WORK INSTRUCTIONS ->
Write the records out again exactly, leaving no images in.

○ ○ ○

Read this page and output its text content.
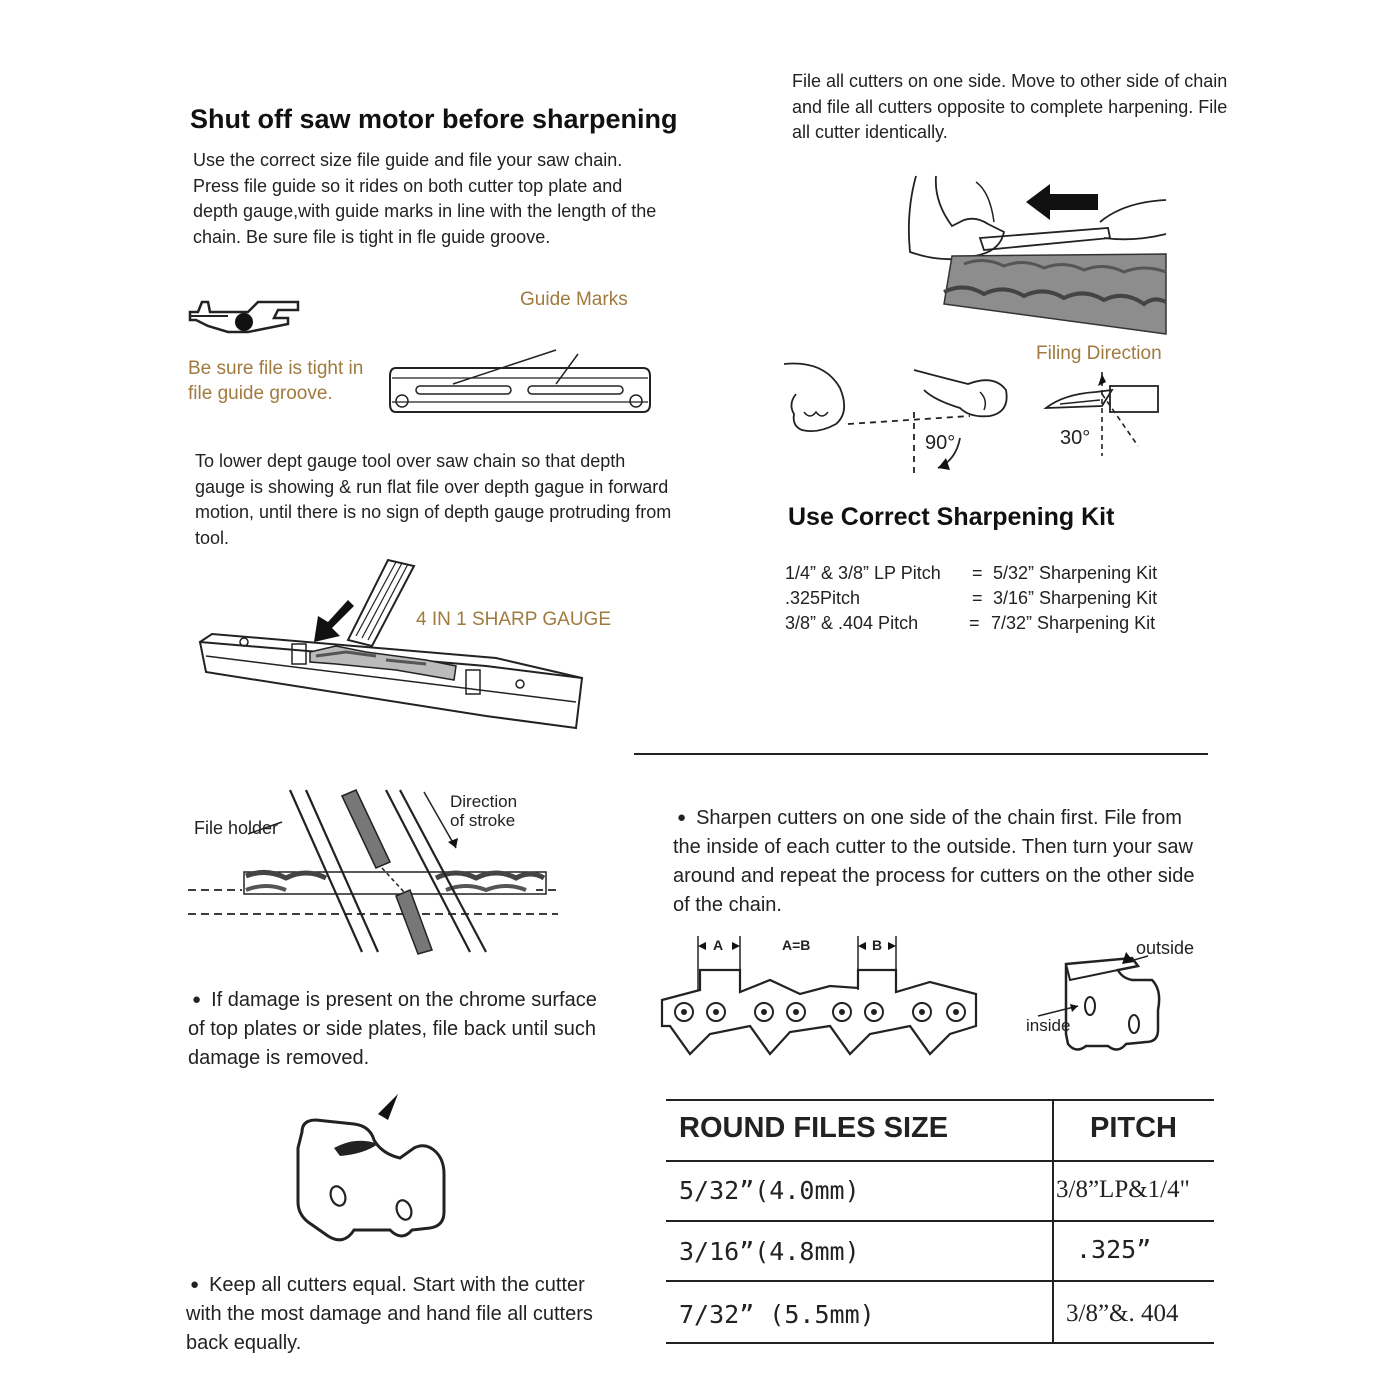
Shut off saw motor before sharpening
Use the correct size file guide and file your saw chain. Press file guide so it rides on both cutter top plate and depth gauge,with guide marks in line with the length of the chain. Be sure file is tight in fle guide groove.
Guide Marks
Be sure file is tight in
file guide groove.
To lower dept gauge tool over saw chain so that depth gauge is showing & run flat file over depth gague in forward motion, until there is no sign of depth gauge protruding from tool.
4 IN 1 SHARP GAUGE
File all cutters on one side. Move to other side of chain and file all cutters opposite to complete harpening. File all cutter identically.
Filing Direction
90°	30°
Use Correct Sharpening Kit
1/4” & 3/8” LP Pitch = 5/32” Sharpening Kit
.325Pitch	= 3/16” Sharpening Kit
3/8” & .404 Pitch	= 7/32” Sharpening Kit
File holder
Direction
of stroke
● If damage is present on the chrome surface of top plates or side plates, file back until such damage is removed.
● Keep all cutters equal. Start with the cutter with the most damage and hand file all cutters back equally.
● Sharpen cutters on one side of the chain first. File from the inside of each cutter to the outside. Then turn your saw around and repeat the process for cutters on the other side of the chain.
A	A=B	B	outside
inside
ROUND FILES SIZE	PITCH
5/32”(4.0mm)	3/8”LP&1/4"
3/16”(4.8mm)	.325”
7/32” (5.5mm)	3/8”&. 404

○ ○ ○

FINAL RESULT ->
Read this page and output its text content.
Shut off saw motor before sharpening
Use the correct size file guide and file your saw chain. Press file guide so it rides on both cutter top plate and depth gauge,with guide marks in line with the length of the chain. Be sure file is tight in fle guide groove.
Guide Marks
Be sure file is tight in
file guide groove.
To lower dept gauge tool over saw chain so that depth gauge is showing & run flat file over depth gague in forward motion, until there is no sign of depth gauge protruding from tool.
4 IN 1 SHARP GAUGE
File all cutters on one side. Move to other side of chain and file all cutters opposite to complete harpening. File all cutter identically.
Filing Direction
90°	30°
Use Correct Sharpening Kit
1/4” & 3/8” LP Pitch = 5/32” Sharpening Kit
.325Pitch	= 3/16” Sharpening Kit
3/8” & .404 Pitch	= 7/32” Sharpening Kit
File holder
Direction
of stroke
● If damage is present on the chrome surface of top plates or side plates, file back until such damage is removed.
● Keep all cutters equal. Start with the cutter with the most damage and hand file all cutters back equally.
● Sharpen cutters on one side of the chain first. File from the inside of each cutter to the outside. Then turn your saw around and repeat the process for cutters on the other side of the chain.
A	A=B	B	outside
inside
ROUND FILES SIZE	PITCH
5/32”(4.0mm)	3/8”LP&1/4"
3/16”(4.8mm)	.325”
7/32” (5.5mm)	3/8”&. 404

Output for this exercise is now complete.